▸ **SET EXERCISE**
Reproduce word for word the part of the material that opens with the line containing "legend-label: 3 - 6" and closes with the line containing "x-axis: 01:15 01:30". Include both of those lines.

▸ **RECORDS FOR PROCESSING**
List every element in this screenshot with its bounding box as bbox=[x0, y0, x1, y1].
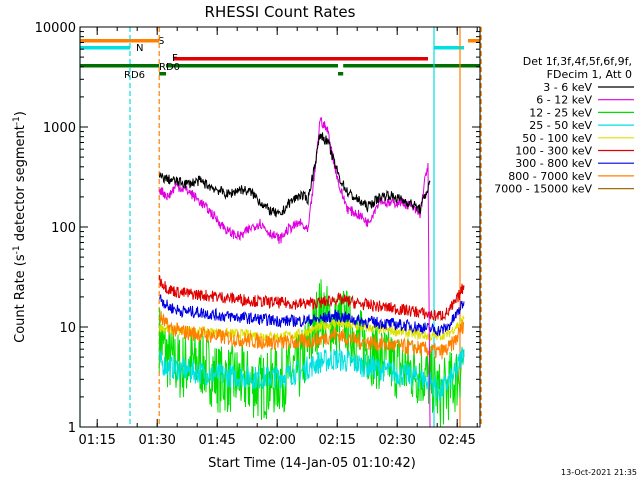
legend-label: 3 - 6 keV bbox=[543, 81, 592, 94]
legend-label: 50 - 100 keV bbox=[522, 132, 592, 145]
legend-label: 6 - 12 keV bbox=[536, 94, 592, 107]
x-tick-label: 01:45 bbox=[198, 433, 235, 448]
x-axis: 01:15 01:30 01:45 02:00 02:15 02:30 02:45 bbox=[78, 27, 478, 448]
x-axis-label: Start Time (14-Jan-05 01:10:42) bbox=[208, 456, 416, 471]
y-tick-label: 10 bbox=[59, 321, 76, 336]
y-tick-label: 10000 bbox=[35, 21, 76, 36]
flag-bar-rd0 bbox=[159, 72, 166, 76]
flag-label-s: S bbox=[158, 36, 164, 47]
date-stamp: 13-Oct-2021 21:35 bbox=[561, 468, 637, 477]
series-line bbox=[159, 294, 465, 336]
x-tick-label: 02:45 bbox=[438, 433, 475, 448]
y-axis-label-main: Count Rate (s bbox=[13, 254, 28, 343]
flag-bar-n bbox=[80, 46, 130, 50]
x-tick-label: 01:15 bbox=[78, 433, 115, 448]
series-line bbox=[158, 346, 465, 403]
flag-bar-rd6 bbox=[166, 64, 338, 68]
y-tick-label: 1 bbox=[68, 421, 76, 436]
legend-label: 300 - 800 keV bbox=[515, 157, 592, 170]
legend: Det 1f,3f,4f,5f,6f,9f, FDecim 1, Att 0 3… bbox=[494, 55, 634, 196]
y-axis-label-close: ) bbox=[13, 111, 28, 116]
flag-label-rd6: RD6 bbox=[124, 70, 145, 81]
chart-title: RHESSI Count Rates bbox=[205, 3, 356, 21]
series-line bbox=[158, 311, 465, 360]
flag-bar-n bbox=[434, 46, 464, 50]
y-tick-label: 1000 bbox=[43, 121, 76, 136]
flag-bar-s bbox=[80, 39, 160, 43]
legend-header-line-1: Det 1f,3f,4f,5f,6f,9f, bbox=[523, 55, 632, 68]
x-tick-label: 01:30 bbox=[138, 433, 175, 448]
flag-label-n: N bbox=[136, 43, 143, 54]
legend-label: 12 - 25 keV bbox=[529, 106, 592, 119]
legend-label: 800 - 7000 keV bbox=[508, 170, 592, 183]
legend-label: 100 - 300 keV bbox=[515, 145, 592, 158]
flag-bar-rd0 bbox=[338, 72, 344, 76]
flag-bar-rd6 bbox=[343, 64, 480, 68]
flag-bar-f bbox=[174, 57, 428, 61]
series-line bbox=[158, 132, 431, 218]
legend-header-line-2: FDecim 1, Att 0 bbox=[547, 68, 632, 81]
flag-label-rd0: RD0 bbox=[159, 62, 180, 73]
legend-label: 25 - 50 keV bbox=[529, 119, 592, 132]
y-axis-label-sup2: -1 bbox=[12, 116, 22, 125]
series-line bbox=[158, 275, 465, 322]
y-axis-label-sup: -1 bbox=[12, 245, 22, 254]
y-axis: 1 10 100 1000 10000 bbox=[35, 21, 480, 436]
flag-bar-rd6 bbox=[80, 64, 160, 68]
flag-bar-s bbox=[468, 39, 480, 43]
y-axis-label-tail: detector segment bbox=[13, 125, 28, 245]
flag-label-f: F bbox=[172, 53, 178, 64]
flag-bars: S N F RD6 RD0 bbox=[80, 36, 480, 81]
data-series bbox=[158, 117, 465, 428]
x-tick-label: 02:00 bbox=[258, 433, 295, 448]
y-tick-label: 100 bbox=[51, 221, 76, 236]
x-tick-label: 02:30 bbox=[378, 433, 415, 448]
y-axis-label: Count Rate (s-1 detector segment-1) bbox=[12, 111, 28, 343]
legend-label: 7000 - 15000 keV bbox=[494, 183, 592, 196]
x-tick-label: 02:15 bbox=[318, 433, 355, 448]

▸ **THE OUTPUT**
legend-label: 3 - 6 keV bbox=[543, 81, 592, 94]
legend-label: 50 - 100 keV bbox=[522, 132, 592, 145]
legend-label: 6 - 12 keV bbox=[536, 94, 592, 107]
x-tick-label: 01:45 bbox=[198, 433, 235, 448]
x-axis: 01:15 01:30 01:45 02:00 02:15 02:30 02:45 bbox=[78, 27, 478, 448]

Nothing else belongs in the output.